■ THE EXERCISE: Which lines in the records below contain the word "this"? Copy each one out.

Saved data entries
## START

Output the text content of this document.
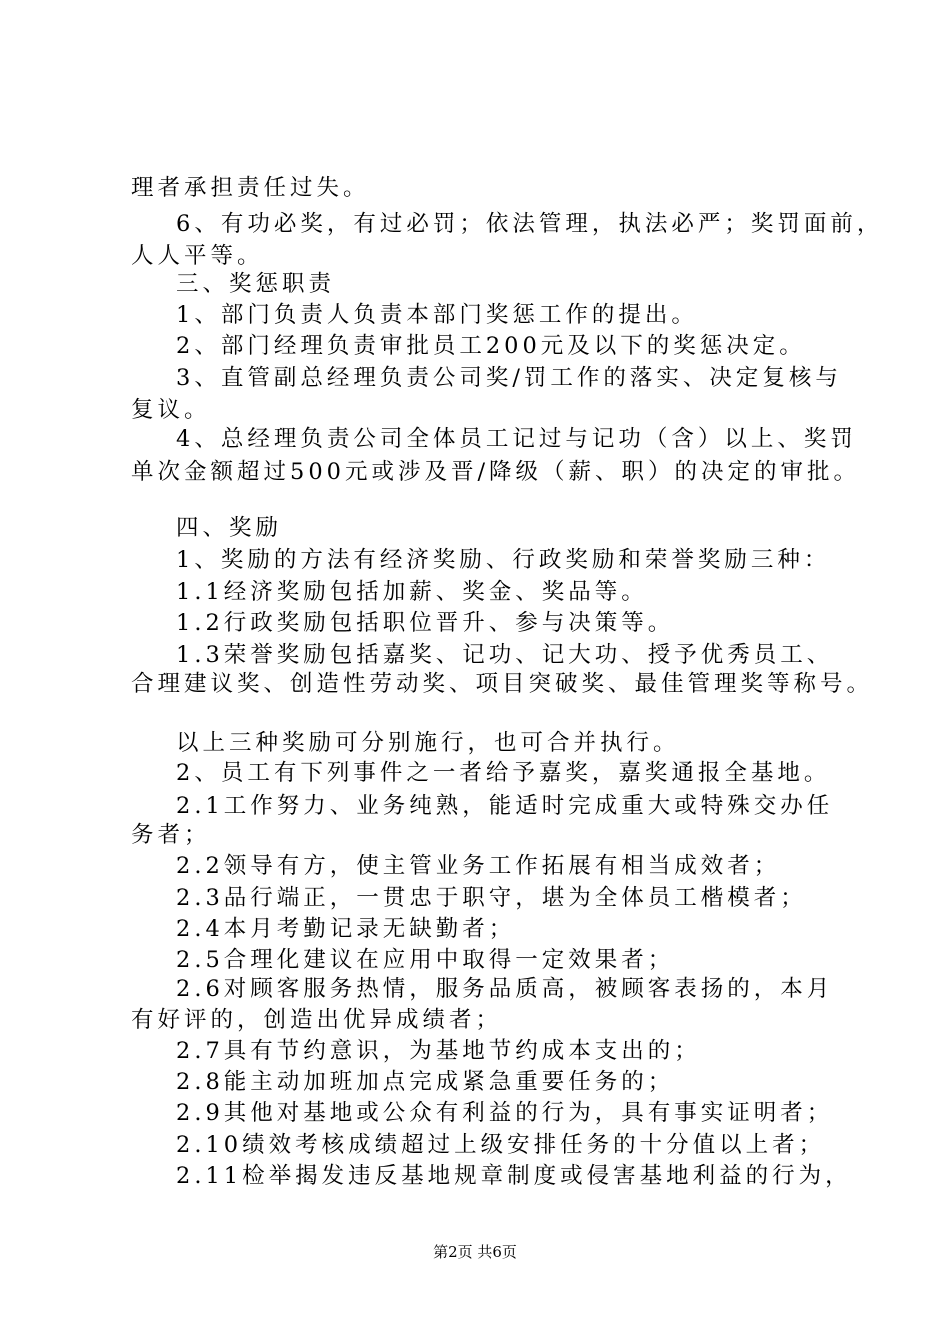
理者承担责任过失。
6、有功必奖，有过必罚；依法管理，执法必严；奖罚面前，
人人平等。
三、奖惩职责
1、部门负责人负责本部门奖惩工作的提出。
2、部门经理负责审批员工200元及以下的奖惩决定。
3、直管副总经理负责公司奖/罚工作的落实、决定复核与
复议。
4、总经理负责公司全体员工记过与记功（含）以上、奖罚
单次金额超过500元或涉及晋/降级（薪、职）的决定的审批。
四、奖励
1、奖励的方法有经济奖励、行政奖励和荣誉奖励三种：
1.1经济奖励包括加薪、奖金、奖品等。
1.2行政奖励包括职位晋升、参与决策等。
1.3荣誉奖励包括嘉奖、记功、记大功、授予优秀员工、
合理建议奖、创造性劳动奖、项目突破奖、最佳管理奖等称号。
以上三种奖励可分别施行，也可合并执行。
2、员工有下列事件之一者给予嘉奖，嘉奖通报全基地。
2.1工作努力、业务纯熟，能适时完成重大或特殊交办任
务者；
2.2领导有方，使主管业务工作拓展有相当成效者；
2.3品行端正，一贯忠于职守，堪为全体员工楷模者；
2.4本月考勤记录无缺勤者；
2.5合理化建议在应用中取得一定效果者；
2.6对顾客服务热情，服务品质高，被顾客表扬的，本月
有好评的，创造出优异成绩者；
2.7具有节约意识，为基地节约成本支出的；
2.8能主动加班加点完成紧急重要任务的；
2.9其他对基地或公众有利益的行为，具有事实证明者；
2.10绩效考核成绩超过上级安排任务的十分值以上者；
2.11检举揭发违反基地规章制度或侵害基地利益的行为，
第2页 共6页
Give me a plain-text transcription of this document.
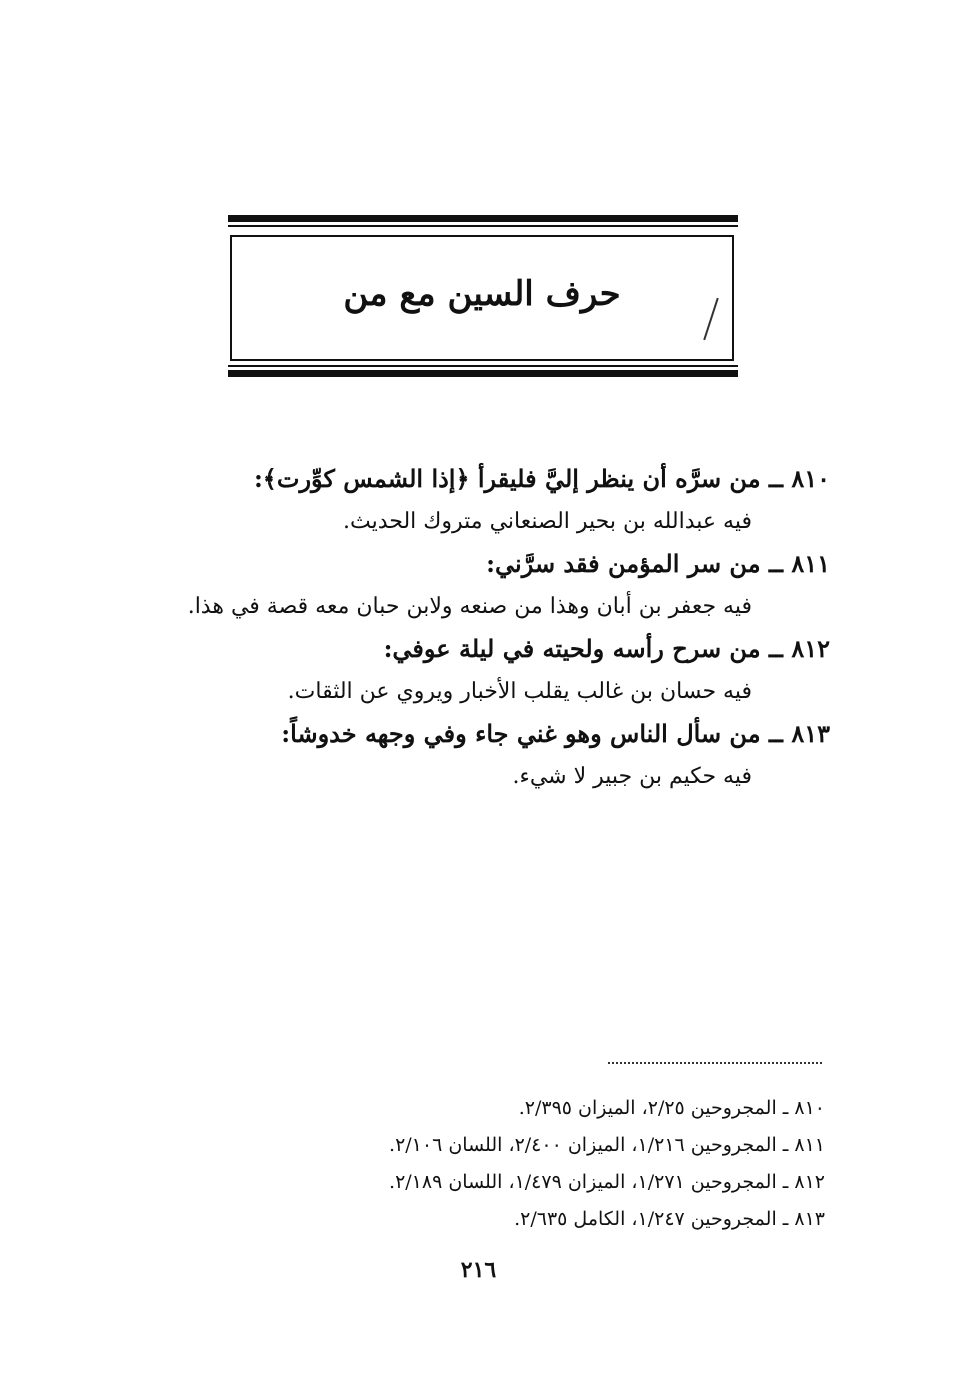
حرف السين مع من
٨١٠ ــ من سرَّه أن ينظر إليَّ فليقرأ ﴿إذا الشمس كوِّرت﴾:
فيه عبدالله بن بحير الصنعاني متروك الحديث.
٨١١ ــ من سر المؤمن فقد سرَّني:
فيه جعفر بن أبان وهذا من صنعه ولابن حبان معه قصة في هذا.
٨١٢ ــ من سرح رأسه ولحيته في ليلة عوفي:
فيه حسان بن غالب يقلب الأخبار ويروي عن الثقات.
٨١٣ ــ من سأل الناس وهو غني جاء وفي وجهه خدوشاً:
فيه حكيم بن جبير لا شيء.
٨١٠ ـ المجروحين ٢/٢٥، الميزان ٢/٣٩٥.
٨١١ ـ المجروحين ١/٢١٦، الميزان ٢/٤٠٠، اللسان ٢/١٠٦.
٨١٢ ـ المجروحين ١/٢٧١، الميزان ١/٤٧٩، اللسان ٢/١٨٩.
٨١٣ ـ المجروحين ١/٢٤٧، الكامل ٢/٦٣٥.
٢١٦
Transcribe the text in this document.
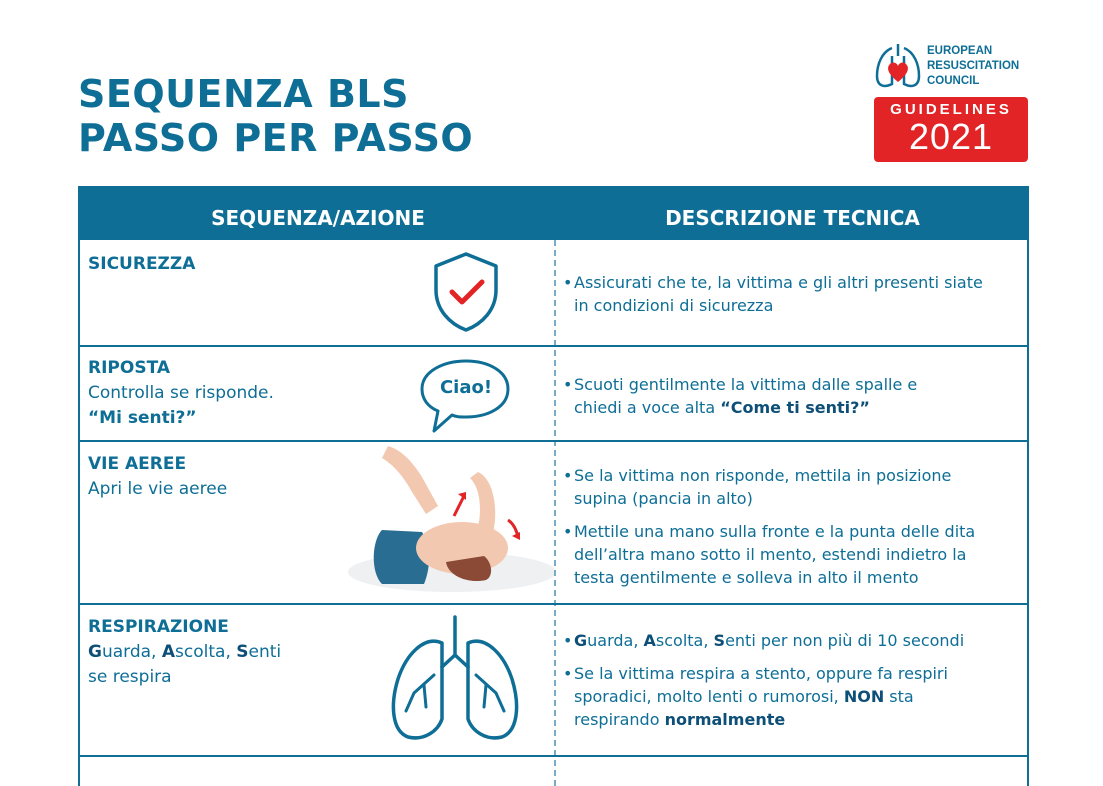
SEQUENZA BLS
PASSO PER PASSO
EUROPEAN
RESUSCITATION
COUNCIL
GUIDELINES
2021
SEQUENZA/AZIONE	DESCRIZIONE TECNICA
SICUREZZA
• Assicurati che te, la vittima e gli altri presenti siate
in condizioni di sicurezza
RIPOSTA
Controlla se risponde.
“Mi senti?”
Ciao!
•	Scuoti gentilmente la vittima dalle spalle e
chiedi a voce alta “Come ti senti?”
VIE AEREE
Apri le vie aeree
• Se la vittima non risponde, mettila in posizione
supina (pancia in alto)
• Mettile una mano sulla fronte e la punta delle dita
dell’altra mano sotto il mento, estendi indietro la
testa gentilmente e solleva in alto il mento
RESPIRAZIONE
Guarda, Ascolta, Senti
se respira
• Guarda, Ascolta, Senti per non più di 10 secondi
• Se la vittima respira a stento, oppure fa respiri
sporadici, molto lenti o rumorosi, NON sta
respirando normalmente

## END

■ CORRECT RESPONSE:
Output the text content of this document.
Give me a plain-text transcription of this document.
Transcribe the text in this document.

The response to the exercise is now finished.